## Exercise
Will you transcribe all the entries word for word, skipping the pictures they hold?

## Records shown
○ ○ ○ ○ ○
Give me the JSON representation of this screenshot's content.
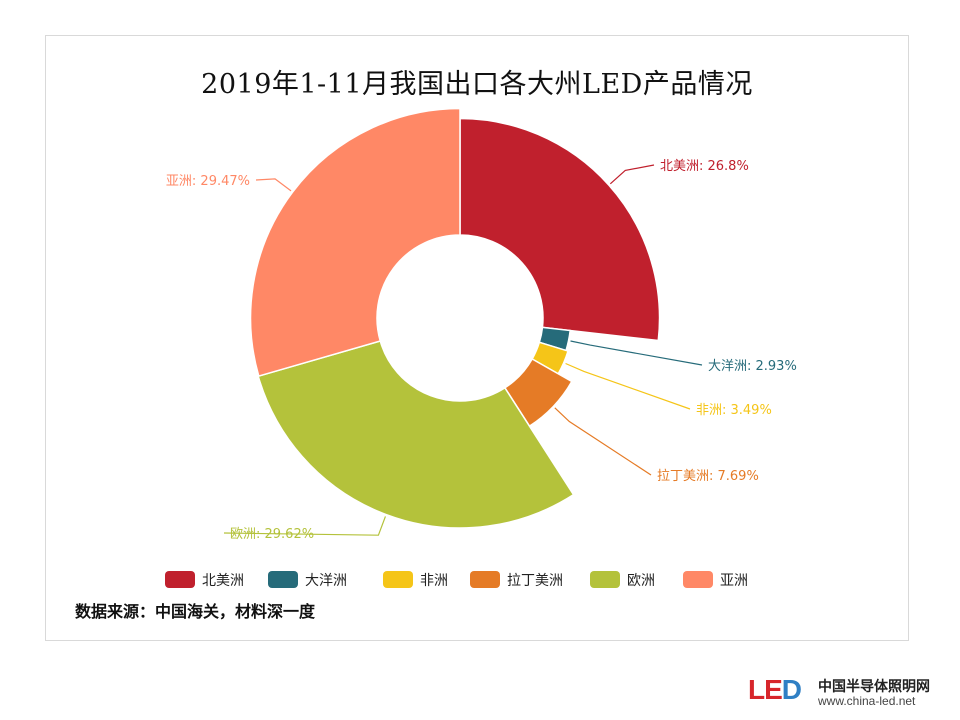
{
  "chart_data": {
    "type": "pie",
    "title": "2019年1-11月我国出口各大州LED产品情况",
    "slices": [
      {
        "name": "北美洲",
        "value": 26.8,
        "label": "北美洲: 26.8%",
        "color": "#c0202d"
      },
      {
        "name": "大洋洲",
        "value": 2.93,
        "label": "大洋洲: 2.93%",
        "color": "#266b7a"
      },
      {
        "name": "非洲",
        "value": 3.49,
        "label": "非洲: 3.49%",
        "color": "#f5c518"
      },
      {
        "name": "拉丁美洲",
        "value": 7.69,
        "label": "拉丁美洲: 7.69%",
        "color": "#e57b26"
      },
      {
        "name": "欧洲",
        "value": 29.62,
        "label": "欧洲: 29.62%",
        "color": "#b4c23b"
      },
      {
        "name": "亚洲",
        "value": 29.47,
        "label": "亚洲: 29.47%",
        "color": "#ff8866"
      }
    ],
    "legend": [
      "北美洲",
      "大洋洲",
      "非洲",
      "拉丁美洲",
      "欧洲",
      "亚洲"
    ]
  },
  "source": "数据来源：中国海关，材料深一度",
  "brand": {
    "logo": "LED",
    "name": "中国半导体照明网",
    "url": "www.china-led.net"
  }
}
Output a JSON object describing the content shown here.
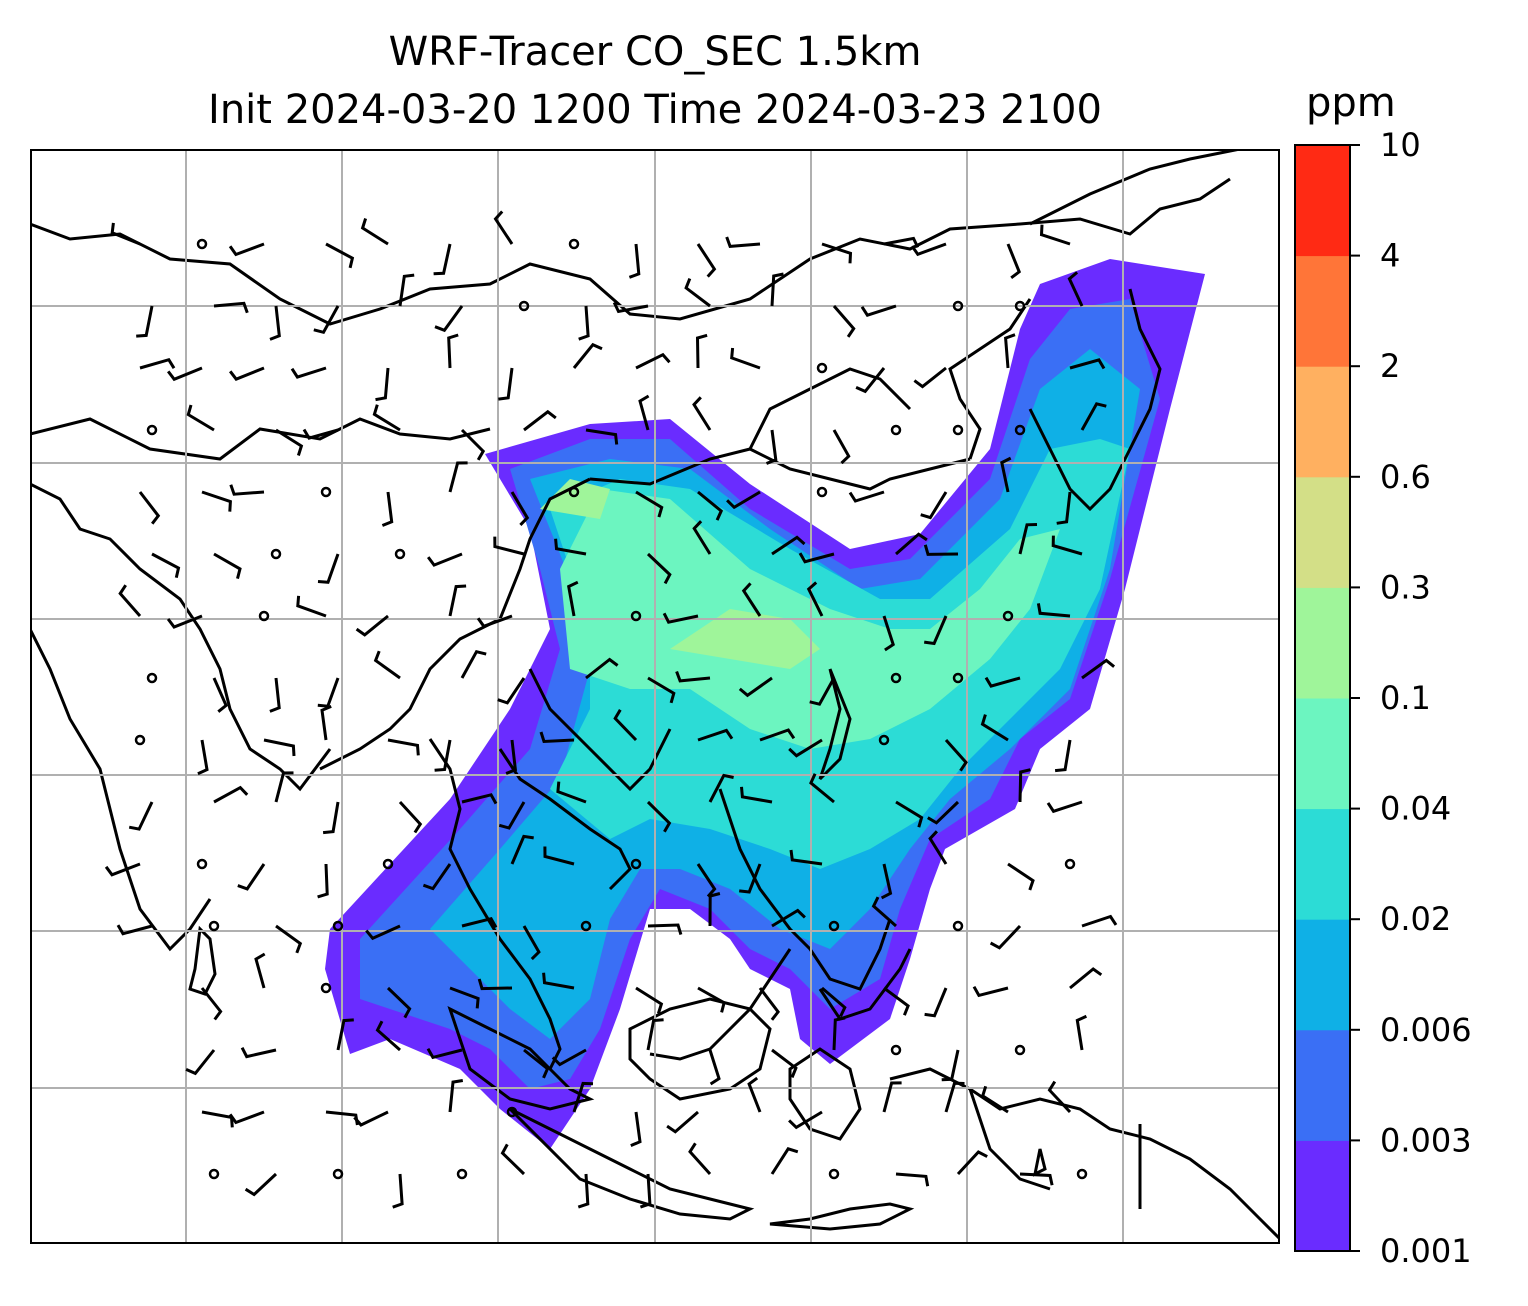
○ ○ ○ ○ ○
## Response to the exercise
Give me the JSON representation of this screenshot's content.
{
  "chart_data": {
    "type": "pie",
    "title": "2019年1-11月我国出口各大州LED产品情况",
    "slices": [
      {
        "name": "北美洲",
        "value": 26.8,
        "label": "北美洲: 26.8%",
        "color": "#c0202d"
      },
      {
        "name": "大洋洲",
        "value": 2.93,
        "label": "大洋洲: 2.93%",
        "color": "#266b7a"
      },
      {
        "name": "非洲",
        "value": 3.49,
        "label": "非洲: 3.49%",
        "color": "#f5c518"
      },
      {
        "name": "拉丁美洲",
        "value": 7.69,
        "label": "拉丁美洲: 7.69%",
        "color": "#e57b26"
      },
      {
        "name": "欧洲",
        "value": 29.62,
        "label": "欧洲: 29.62%",
        "color": "#b4c23b"
      },
      {
        "name": "亚洲",
        "value": 29.47,
        "label": "亚洲: 29.47%",
        "color": "#ff8866"
      }
    ],
    "legend": [
      "北美洲",
      "大洋洲",
      "非洲",
      "拉丁美洲",
      "欧洲",
      "亚洲"
    ]
  },
  "source": "数据来源：中国海关，材料深一度",
  "brand": {
    "logo": "LED",
    "name": "中国半导体照明网",
    "url": "www.china-led.net"
  }
}
Output a JSON object describing the content shown here.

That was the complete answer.